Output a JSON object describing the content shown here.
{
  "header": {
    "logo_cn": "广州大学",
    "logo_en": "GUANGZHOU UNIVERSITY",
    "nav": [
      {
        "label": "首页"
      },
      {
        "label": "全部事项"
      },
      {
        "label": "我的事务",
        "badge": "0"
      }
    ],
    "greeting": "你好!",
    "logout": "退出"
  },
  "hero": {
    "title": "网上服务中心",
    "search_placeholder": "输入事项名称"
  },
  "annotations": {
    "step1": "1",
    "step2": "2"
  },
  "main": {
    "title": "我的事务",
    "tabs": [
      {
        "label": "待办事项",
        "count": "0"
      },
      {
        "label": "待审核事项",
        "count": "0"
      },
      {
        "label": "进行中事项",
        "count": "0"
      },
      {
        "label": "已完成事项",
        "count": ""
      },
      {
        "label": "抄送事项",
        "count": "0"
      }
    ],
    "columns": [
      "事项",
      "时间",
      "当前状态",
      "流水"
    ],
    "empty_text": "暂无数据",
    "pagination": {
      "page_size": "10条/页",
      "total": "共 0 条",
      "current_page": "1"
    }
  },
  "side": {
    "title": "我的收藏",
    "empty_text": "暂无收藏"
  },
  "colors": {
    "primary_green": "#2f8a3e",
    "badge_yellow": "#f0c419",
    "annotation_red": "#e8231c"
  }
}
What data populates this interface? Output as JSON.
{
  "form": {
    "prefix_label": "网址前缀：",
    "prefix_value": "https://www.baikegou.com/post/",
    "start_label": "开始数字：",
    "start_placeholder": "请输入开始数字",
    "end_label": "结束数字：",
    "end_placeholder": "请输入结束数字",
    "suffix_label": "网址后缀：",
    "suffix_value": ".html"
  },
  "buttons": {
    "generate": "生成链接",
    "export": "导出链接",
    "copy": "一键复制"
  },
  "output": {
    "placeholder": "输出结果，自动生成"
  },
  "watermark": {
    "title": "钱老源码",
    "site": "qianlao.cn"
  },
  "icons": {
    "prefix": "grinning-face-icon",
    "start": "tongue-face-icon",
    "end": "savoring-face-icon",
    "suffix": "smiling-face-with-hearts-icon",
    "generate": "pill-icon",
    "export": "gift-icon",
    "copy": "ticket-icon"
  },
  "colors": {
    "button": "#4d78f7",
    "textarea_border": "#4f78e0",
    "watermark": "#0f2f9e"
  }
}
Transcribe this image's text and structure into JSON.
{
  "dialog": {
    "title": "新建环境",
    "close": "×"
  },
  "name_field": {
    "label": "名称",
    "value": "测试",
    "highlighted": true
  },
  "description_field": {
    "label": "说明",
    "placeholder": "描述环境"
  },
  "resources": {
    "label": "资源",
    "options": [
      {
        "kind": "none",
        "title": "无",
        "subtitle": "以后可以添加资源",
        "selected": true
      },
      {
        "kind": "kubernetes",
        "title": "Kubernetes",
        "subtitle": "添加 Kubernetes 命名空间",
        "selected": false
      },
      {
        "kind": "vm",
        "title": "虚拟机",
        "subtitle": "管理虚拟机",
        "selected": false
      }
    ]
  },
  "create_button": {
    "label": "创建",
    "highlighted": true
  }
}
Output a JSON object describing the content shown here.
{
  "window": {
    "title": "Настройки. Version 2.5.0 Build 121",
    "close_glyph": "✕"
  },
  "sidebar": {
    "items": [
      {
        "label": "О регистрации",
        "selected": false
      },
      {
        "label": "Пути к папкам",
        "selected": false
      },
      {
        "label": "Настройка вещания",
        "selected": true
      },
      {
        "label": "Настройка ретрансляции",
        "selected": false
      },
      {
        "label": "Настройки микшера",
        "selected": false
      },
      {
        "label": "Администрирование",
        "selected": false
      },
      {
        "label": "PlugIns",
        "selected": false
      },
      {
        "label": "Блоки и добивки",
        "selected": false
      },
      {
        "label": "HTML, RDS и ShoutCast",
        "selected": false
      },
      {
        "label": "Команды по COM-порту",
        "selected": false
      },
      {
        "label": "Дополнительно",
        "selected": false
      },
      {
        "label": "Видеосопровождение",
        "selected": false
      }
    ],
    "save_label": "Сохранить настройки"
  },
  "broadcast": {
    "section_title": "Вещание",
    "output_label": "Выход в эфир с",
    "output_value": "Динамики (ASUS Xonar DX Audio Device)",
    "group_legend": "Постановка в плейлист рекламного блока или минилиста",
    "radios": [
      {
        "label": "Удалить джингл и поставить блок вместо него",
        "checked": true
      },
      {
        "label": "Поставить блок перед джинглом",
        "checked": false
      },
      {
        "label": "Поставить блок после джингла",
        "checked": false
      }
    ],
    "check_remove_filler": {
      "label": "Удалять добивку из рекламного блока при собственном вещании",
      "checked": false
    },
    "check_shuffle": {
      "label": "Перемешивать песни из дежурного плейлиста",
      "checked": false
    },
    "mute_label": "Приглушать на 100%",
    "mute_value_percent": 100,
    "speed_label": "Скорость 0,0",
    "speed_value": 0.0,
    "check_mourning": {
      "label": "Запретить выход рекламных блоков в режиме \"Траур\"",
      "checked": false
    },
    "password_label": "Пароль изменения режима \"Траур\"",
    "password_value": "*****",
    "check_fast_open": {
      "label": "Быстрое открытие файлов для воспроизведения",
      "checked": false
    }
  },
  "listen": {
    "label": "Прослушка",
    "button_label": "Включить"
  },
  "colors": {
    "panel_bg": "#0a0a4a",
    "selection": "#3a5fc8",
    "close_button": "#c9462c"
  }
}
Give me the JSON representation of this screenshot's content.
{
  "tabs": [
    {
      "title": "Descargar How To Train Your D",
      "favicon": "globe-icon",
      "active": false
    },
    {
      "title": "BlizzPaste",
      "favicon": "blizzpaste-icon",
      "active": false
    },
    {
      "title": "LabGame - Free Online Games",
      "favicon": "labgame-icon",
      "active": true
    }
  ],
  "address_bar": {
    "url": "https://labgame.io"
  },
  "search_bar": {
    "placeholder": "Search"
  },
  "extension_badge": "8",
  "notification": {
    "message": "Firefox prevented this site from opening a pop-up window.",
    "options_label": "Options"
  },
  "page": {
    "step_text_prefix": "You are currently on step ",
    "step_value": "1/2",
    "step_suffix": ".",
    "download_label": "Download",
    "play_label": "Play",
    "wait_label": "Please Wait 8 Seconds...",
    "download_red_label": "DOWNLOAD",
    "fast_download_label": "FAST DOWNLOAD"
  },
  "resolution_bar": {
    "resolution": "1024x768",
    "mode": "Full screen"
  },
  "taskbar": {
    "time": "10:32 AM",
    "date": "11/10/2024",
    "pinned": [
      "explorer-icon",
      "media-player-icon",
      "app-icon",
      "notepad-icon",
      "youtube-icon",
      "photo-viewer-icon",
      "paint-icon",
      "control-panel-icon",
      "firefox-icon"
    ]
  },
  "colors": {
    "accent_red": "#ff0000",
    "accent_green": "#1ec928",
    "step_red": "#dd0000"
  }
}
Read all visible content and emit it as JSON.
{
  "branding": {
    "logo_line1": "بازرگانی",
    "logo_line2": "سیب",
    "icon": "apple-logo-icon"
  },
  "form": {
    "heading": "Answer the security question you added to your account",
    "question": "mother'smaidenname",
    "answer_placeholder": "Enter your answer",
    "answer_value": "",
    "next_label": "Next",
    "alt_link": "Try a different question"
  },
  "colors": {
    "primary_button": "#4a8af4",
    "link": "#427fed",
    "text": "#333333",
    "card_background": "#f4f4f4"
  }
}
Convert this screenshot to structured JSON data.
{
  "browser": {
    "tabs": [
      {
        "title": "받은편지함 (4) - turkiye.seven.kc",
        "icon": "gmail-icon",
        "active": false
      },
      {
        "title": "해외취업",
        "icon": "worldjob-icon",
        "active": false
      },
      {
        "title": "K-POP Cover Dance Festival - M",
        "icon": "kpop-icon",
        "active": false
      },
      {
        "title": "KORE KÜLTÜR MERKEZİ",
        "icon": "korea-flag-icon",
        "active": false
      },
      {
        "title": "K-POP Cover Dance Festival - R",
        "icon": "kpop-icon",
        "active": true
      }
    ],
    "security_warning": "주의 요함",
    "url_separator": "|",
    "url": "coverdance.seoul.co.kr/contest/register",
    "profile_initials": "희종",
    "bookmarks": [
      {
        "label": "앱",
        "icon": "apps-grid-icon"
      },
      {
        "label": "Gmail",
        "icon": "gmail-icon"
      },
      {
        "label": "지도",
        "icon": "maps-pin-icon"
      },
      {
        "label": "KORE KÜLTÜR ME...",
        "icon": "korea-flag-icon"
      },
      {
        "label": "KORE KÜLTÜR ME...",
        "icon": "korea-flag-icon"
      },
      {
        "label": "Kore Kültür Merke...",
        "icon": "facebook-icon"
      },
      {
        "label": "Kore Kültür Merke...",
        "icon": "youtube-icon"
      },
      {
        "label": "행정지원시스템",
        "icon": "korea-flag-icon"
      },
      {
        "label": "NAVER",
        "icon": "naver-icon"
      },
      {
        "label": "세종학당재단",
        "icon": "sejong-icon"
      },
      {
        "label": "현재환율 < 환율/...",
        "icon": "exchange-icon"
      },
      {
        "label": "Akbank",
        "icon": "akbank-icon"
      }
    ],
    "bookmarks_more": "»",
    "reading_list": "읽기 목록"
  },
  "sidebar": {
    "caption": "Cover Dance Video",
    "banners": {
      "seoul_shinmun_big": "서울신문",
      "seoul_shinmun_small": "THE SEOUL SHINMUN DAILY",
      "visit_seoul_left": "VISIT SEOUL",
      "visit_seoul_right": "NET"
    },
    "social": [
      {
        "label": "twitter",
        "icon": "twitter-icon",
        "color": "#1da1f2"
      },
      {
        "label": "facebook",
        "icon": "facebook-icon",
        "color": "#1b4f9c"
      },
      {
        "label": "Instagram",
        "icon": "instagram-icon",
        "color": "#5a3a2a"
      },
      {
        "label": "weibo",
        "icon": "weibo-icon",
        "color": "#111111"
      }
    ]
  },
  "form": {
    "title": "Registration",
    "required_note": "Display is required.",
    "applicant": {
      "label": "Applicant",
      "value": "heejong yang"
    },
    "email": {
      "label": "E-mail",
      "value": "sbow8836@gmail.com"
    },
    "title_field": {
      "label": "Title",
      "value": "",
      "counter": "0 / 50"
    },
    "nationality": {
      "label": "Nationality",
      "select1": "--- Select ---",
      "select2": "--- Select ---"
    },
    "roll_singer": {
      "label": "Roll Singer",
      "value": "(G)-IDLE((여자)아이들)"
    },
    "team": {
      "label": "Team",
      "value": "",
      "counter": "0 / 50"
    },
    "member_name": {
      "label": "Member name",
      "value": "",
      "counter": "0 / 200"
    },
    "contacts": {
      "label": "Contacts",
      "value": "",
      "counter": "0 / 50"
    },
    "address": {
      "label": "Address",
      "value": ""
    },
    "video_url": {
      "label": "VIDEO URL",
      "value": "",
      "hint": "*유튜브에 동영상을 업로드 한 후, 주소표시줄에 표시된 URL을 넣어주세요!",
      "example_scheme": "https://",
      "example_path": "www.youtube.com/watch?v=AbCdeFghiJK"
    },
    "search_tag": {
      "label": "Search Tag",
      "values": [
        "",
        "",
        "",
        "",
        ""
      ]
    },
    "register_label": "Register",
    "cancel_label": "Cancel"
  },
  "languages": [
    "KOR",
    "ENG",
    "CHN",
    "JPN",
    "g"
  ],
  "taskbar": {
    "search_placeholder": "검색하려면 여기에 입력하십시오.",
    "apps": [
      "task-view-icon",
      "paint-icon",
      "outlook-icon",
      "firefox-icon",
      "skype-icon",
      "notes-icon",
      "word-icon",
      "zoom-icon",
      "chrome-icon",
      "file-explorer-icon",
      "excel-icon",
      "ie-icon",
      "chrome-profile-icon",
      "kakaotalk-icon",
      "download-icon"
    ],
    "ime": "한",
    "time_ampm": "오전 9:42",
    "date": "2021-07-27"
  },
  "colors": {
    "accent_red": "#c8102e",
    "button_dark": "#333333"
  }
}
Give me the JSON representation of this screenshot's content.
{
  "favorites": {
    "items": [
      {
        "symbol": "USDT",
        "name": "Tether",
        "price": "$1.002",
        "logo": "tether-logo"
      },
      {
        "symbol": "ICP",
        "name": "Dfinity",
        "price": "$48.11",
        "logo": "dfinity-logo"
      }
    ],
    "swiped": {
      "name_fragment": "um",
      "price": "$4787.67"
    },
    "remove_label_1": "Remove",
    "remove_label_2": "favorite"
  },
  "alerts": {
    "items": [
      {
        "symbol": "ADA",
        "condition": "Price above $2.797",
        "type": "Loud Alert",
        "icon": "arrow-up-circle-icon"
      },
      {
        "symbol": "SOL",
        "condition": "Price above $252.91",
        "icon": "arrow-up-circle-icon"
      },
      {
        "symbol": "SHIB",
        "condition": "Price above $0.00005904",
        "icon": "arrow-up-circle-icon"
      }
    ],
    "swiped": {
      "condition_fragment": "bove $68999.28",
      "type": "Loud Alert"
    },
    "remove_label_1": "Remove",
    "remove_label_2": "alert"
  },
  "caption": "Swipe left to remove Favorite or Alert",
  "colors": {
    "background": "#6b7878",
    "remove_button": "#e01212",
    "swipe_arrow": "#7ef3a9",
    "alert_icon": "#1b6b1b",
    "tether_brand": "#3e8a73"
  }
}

────────────────

## REQUIREMENT
Copy every line of the listing that contains the word "favicon".

## EXERCISE RESPONSE
      "favicon": "globe-icon",
      "favicon": "blizzpaste-icon",
      "favicon": "labgame-icon",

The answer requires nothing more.